Show each line that has the string "handle" in it.

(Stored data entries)

[BEGIN]

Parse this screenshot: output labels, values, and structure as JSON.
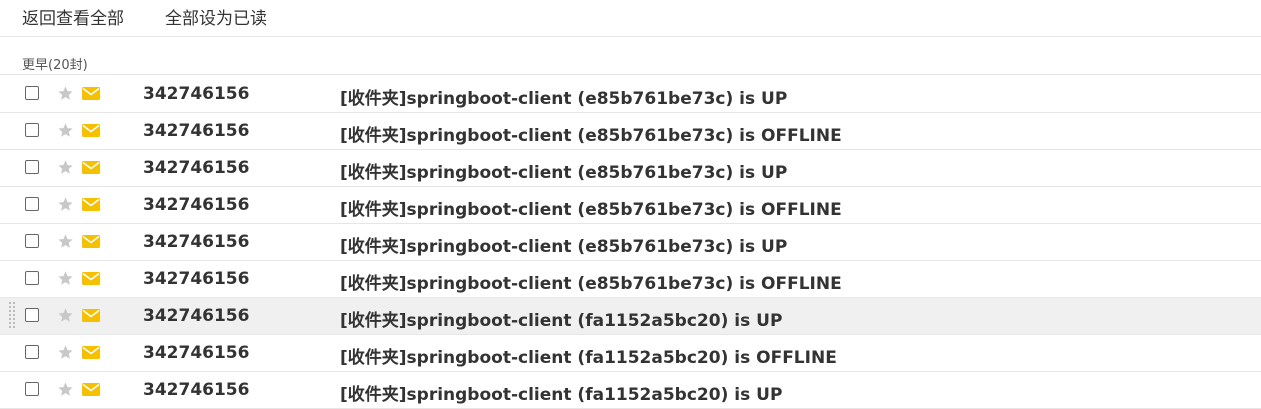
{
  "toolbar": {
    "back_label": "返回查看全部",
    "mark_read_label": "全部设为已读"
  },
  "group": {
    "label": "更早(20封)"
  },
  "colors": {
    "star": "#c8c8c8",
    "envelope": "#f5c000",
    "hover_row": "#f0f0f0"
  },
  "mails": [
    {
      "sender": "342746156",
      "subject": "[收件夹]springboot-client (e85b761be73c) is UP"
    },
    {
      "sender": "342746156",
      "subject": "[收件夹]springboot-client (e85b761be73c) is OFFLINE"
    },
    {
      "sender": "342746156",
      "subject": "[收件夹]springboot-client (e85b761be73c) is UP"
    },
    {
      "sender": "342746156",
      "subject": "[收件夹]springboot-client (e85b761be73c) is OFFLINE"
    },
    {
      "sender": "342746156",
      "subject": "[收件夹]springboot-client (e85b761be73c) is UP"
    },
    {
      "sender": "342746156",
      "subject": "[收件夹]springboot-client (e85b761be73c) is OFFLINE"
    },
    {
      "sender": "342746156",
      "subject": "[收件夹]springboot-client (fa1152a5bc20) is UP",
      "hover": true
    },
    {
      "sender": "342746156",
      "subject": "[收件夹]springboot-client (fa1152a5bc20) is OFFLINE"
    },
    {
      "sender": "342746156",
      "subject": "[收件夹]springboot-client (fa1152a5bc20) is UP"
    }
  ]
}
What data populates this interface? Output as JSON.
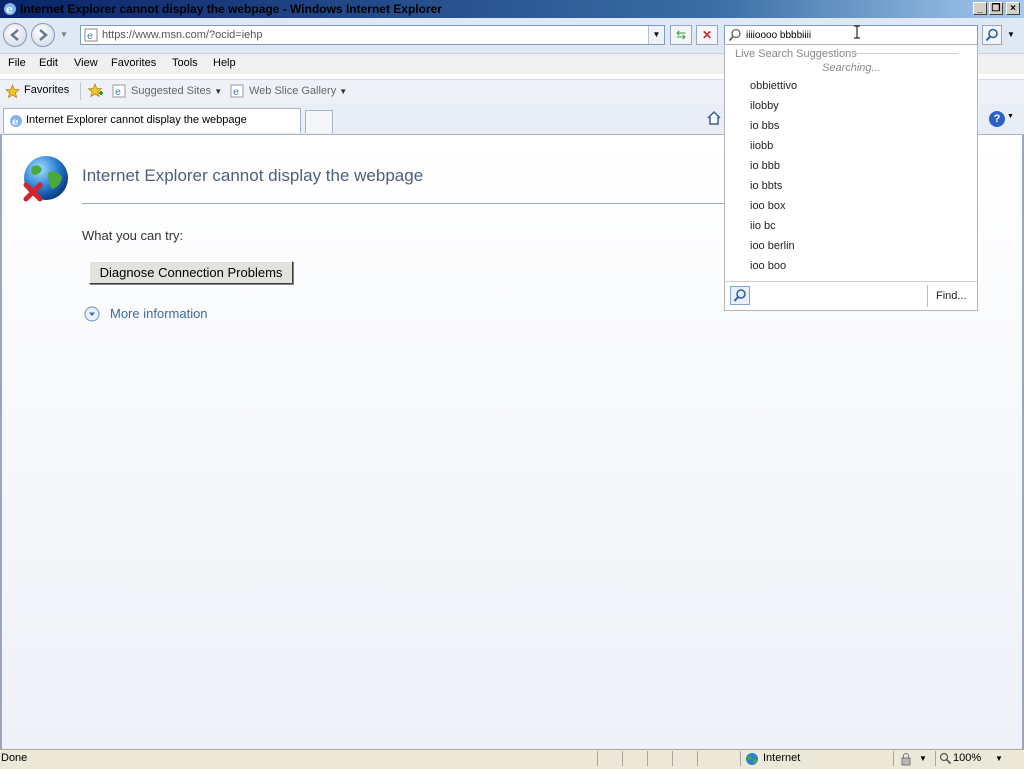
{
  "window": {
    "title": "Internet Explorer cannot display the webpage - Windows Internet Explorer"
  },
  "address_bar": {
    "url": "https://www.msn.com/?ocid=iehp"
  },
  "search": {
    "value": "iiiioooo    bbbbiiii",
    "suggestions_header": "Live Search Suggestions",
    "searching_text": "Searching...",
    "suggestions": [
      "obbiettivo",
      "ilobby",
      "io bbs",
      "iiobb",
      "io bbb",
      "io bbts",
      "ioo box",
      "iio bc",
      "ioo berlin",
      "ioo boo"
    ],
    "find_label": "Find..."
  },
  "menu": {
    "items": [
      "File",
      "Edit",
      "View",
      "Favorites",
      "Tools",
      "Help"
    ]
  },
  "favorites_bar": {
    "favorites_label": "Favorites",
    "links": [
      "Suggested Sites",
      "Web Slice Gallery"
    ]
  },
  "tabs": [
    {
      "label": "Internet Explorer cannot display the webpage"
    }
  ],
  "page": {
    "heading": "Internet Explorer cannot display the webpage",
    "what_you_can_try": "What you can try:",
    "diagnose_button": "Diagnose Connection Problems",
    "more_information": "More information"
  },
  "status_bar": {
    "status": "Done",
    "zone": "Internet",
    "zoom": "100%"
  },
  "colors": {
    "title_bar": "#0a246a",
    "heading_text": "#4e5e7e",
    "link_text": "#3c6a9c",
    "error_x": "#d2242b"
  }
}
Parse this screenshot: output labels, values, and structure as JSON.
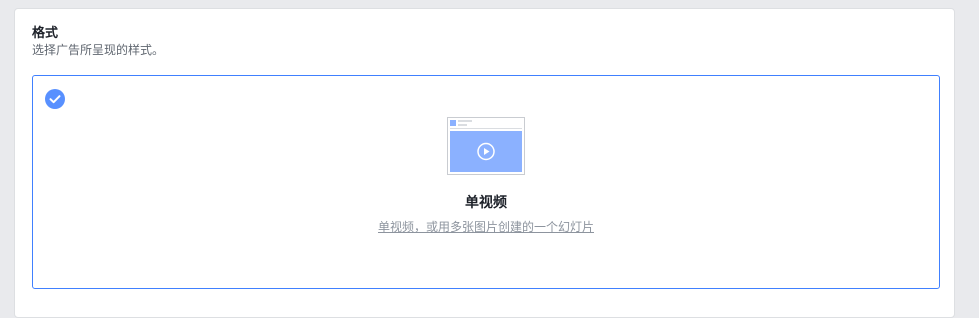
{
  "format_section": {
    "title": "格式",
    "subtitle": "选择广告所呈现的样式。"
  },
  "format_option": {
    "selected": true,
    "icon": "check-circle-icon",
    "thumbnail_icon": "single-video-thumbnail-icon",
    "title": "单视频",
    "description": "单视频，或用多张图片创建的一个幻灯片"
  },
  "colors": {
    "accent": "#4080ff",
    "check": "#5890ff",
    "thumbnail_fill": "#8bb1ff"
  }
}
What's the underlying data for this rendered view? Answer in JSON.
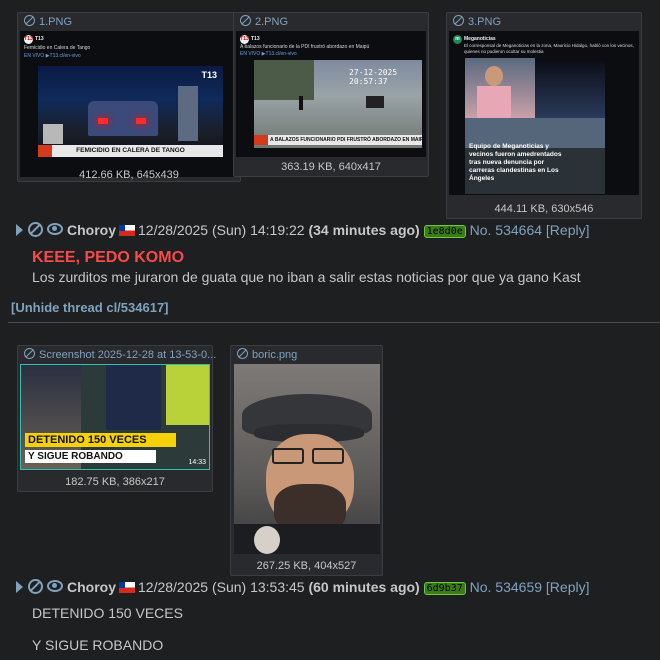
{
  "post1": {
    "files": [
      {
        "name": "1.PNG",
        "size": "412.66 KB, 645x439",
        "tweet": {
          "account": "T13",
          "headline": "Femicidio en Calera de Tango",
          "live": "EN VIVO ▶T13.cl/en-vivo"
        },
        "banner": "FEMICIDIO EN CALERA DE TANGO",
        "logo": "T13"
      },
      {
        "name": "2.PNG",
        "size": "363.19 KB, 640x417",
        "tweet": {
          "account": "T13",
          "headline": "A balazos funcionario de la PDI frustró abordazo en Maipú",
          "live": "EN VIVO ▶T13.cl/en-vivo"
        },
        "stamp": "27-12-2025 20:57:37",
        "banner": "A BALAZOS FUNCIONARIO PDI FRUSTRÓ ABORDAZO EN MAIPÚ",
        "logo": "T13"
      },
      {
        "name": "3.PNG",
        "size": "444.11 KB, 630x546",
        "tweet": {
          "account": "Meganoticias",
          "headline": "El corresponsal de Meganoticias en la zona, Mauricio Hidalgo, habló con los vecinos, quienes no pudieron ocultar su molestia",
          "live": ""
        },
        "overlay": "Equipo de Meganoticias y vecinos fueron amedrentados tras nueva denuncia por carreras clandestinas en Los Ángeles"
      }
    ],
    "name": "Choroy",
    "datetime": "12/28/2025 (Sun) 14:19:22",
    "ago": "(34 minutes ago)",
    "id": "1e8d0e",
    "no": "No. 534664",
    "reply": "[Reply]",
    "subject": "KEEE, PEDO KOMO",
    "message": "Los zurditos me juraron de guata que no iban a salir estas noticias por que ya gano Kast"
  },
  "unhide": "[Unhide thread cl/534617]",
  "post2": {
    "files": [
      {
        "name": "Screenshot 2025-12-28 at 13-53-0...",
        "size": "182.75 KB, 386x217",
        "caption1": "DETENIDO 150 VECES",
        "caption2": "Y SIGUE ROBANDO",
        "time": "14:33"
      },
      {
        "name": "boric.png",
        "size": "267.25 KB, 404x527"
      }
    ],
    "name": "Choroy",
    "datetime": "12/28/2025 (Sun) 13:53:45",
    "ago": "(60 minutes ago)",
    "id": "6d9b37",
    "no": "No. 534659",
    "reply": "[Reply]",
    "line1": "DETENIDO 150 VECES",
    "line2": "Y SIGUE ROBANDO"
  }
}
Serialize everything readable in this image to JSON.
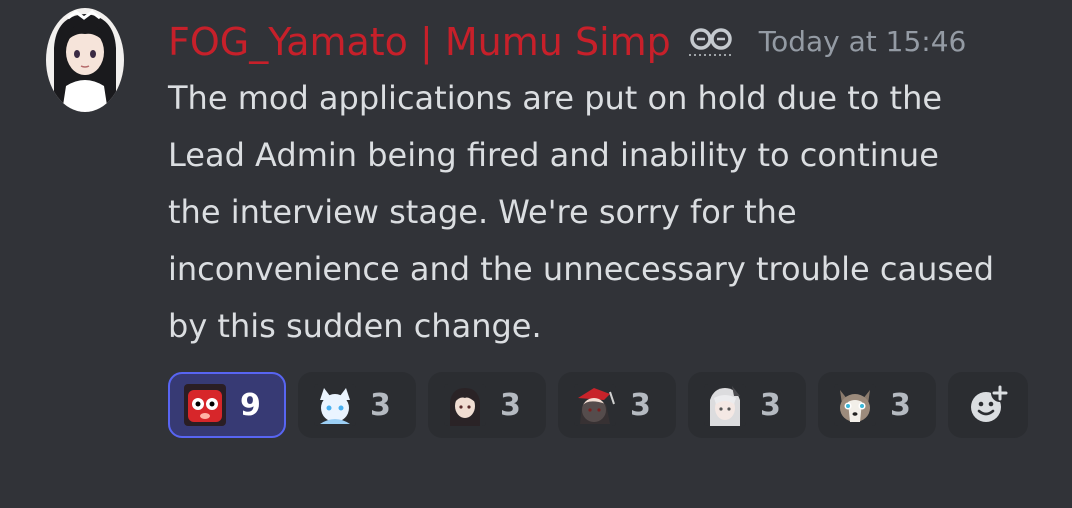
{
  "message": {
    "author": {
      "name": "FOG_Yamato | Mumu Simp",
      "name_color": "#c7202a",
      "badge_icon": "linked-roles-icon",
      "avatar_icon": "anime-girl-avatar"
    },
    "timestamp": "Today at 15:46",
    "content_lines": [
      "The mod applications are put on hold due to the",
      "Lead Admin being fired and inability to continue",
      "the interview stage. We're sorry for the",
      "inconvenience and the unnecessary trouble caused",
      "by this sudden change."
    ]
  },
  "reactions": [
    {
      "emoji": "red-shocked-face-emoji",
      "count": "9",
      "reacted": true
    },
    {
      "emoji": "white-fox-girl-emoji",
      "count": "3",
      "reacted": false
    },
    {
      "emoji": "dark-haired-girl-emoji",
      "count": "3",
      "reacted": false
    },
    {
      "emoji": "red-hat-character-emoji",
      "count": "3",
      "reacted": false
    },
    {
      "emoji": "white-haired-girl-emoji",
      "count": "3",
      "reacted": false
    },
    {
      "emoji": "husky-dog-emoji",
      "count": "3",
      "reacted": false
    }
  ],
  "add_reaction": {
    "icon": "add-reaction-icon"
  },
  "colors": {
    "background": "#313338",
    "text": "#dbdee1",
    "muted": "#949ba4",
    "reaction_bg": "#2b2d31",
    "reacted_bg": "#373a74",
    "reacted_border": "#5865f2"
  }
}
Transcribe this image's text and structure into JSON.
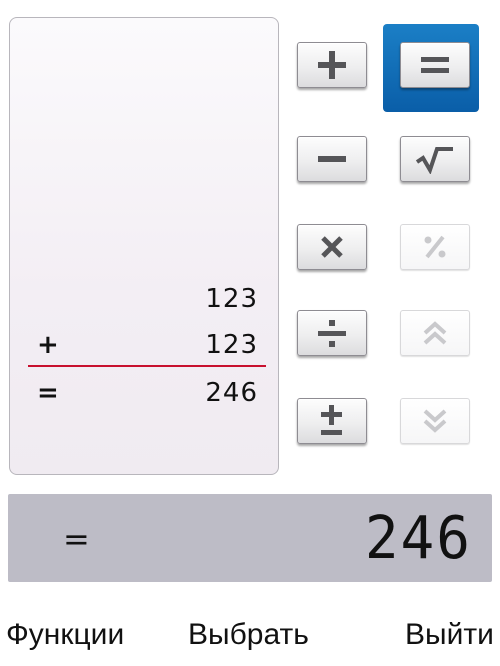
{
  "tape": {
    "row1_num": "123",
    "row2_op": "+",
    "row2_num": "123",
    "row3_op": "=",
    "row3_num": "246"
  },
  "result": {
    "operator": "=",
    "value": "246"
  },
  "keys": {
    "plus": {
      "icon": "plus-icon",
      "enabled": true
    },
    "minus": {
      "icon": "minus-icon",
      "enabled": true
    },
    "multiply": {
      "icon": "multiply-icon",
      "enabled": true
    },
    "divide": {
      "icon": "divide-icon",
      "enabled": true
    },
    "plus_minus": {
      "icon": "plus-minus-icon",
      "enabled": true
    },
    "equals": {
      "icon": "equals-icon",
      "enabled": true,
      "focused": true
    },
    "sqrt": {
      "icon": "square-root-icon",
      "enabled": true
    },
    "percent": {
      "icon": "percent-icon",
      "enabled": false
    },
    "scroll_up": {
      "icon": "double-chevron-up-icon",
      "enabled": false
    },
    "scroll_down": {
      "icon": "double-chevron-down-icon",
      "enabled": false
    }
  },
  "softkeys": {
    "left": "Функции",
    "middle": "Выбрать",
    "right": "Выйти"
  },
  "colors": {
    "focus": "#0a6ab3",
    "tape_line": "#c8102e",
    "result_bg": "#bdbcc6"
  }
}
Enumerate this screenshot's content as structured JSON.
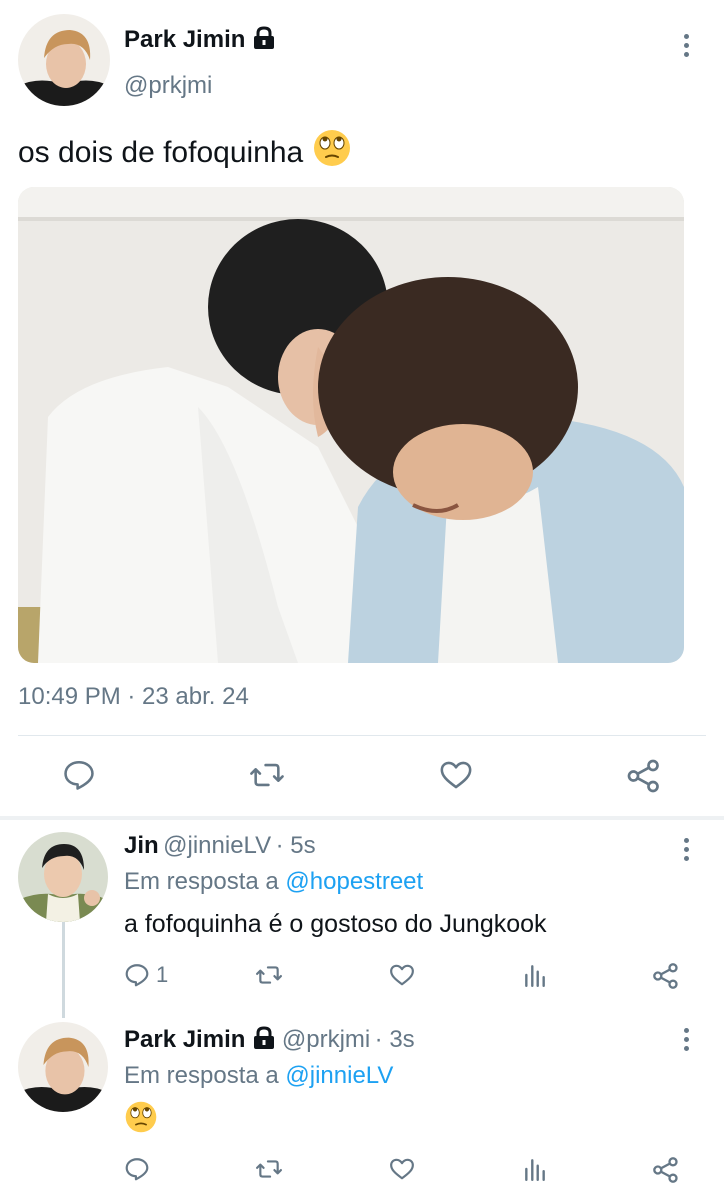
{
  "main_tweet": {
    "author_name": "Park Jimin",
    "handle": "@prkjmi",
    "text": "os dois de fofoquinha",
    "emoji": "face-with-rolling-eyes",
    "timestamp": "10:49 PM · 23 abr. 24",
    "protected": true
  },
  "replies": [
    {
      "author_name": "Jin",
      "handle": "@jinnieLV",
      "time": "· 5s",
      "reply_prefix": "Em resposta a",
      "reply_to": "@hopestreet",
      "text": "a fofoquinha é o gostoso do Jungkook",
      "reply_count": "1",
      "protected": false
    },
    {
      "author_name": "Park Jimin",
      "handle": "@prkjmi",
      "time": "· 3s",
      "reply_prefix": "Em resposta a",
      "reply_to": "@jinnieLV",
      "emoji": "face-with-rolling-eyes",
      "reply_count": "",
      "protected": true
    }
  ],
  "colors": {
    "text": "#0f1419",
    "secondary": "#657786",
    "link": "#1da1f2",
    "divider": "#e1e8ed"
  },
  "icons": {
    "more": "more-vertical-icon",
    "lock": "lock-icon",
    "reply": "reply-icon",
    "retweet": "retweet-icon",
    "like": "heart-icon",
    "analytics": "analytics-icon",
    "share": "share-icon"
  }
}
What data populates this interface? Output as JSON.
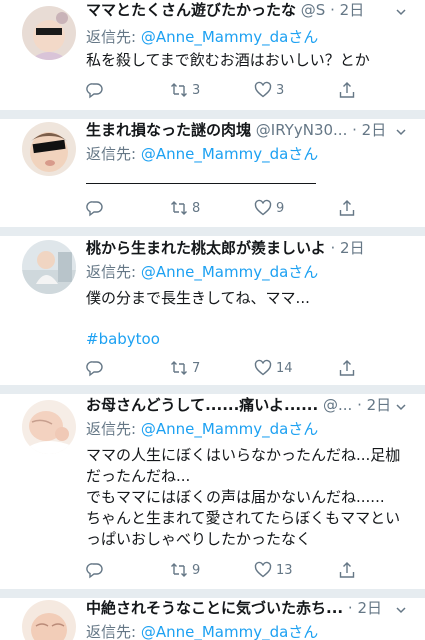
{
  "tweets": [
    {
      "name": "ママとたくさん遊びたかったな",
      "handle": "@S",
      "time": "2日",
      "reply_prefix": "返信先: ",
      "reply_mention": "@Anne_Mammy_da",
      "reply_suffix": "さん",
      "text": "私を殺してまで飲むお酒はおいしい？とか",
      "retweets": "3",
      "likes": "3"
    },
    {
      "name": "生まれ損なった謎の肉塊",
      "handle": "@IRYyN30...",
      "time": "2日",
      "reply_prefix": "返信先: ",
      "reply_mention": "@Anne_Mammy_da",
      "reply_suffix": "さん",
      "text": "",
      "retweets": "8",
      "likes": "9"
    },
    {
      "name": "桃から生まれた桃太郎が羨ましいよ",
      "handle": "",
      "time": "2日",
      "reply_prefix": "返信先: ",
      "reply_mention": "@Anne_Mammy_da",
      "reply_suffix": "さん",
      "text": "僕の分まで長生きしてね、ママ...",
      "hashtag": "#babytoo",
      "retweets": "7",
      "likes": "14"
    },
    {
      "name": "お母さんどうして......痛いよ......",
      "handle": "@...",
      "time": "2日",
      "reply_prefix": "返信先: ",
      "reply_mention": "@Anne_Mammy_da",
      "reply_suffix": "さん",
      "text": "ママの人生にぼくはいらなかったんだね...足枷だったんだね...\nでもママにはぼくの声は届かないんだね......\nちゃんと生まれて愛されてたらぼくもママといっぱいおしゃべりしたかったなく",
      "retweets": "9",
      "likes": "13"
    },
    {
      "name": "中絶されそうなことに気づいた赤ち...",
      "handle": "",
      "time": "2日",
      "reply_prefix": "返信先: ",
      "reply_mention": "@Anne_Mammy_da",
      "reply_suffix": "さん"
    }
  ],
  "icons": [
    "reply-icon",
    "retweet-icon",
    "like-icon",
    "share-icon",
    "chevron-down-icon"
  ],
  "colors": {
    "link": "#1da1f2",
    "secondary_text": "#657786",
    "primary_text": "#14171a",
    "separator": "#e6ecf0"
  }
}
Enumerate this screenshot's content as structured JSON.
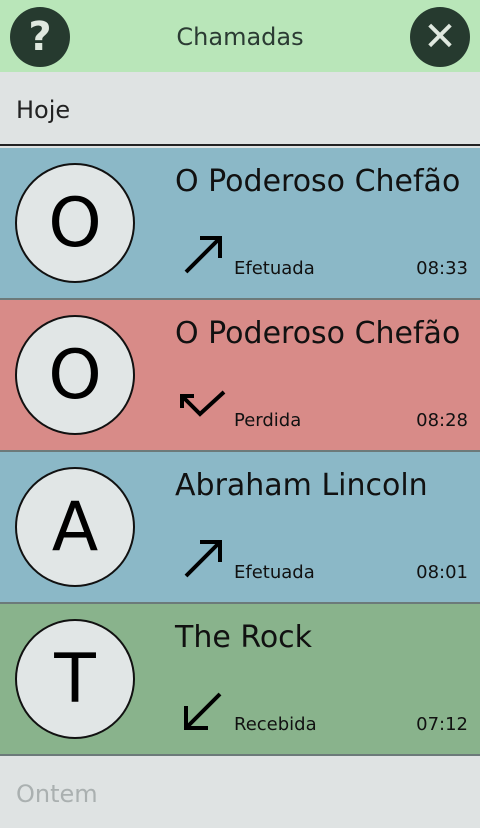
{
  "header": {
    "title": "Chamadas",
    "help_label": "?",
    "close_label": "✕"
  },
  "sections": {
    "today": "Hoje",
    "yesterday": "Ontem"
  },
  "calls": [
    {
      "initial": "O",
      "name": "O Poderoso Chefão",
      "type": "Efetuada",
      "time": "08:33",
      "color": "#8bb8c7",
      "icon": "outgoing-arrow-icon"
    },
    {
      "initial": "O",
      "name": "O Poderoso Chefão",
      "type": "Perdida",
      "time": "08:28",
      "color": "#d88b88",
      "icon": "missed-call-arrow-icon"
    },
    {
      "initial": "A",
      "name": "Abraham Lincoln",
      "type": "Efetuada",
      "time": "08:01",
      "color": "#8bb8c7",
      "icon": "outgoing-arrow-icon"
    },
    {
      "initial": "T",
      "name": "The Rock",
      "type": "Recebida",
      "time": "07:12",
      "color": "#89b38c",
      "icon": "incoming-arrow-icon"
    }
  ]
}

[END]

**Correct result:**
    "handle": "@prkjmi",
      "handle": "@jinnieLV",
      "handle": "@prkjmi",
      "handle": "@S",
      "handle": "@IRYyN30...",
      "handle": "",
      "handle": "@...",
      "handle": "",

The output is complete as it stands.